[Extracted data entries]
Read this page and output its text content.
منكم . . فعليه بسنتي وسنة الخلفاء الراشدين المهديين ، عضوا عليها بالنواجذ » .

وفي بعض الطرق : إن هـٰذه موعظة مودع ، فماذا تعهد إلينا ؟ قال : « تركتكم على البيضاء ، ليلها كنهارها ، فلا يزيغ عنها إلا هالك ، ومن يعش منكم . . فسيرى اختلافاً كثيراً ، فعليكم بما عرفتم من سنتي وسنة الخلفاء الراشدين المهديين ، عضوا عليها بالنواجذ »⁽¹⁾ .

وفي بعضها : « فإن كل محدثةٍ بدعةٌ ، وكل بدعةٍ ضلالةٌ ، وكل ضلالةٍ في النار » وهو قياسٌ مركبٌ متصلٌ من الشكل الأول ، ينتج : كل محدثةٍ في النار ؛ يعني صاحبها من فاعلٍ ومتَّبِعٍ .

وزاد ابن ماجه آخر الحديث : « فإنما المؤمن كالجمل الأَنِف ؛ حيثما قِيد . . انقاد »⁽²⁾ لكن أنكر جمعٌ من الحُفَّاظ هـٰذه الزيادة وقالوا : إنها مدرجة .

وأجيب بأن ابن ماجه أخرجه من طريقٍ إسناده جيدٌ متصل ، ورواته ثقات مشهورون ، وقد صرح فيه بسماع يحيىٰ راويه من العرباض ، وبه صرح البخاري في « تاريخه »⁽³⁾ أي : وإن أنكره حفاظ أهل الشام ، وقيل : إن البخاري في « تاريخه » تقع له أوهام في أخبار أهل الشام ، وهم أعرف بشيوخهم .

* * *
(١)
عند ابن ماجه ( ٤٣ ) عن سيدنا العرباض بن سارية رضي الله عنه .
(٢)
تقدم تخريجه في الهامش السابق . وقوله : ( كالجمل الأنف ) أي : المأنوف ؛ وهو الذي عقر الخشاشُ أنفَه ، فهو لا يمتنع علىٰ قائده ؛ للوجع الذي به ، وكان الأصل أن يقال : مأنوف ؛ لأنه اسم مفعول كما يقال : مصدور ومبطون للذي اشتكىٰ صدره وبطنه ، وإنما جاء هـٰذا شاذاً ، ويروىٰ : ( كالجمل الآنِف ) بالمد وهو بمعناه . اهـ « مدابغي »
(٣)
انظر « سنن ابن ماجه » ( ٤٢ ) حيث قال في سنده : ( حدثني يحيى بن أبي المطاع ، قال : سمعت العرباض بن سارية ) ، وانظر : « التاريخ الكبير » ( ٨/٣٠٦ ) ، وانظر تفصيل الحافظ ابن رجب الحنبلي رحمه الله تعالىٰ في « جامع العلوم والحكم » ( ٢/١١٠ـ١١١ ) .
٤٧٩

--- GIVEN TASK ---
State how many lines of the listing above hold the word "عضوا", with nothing but the number.

--- THE REPLY ---
2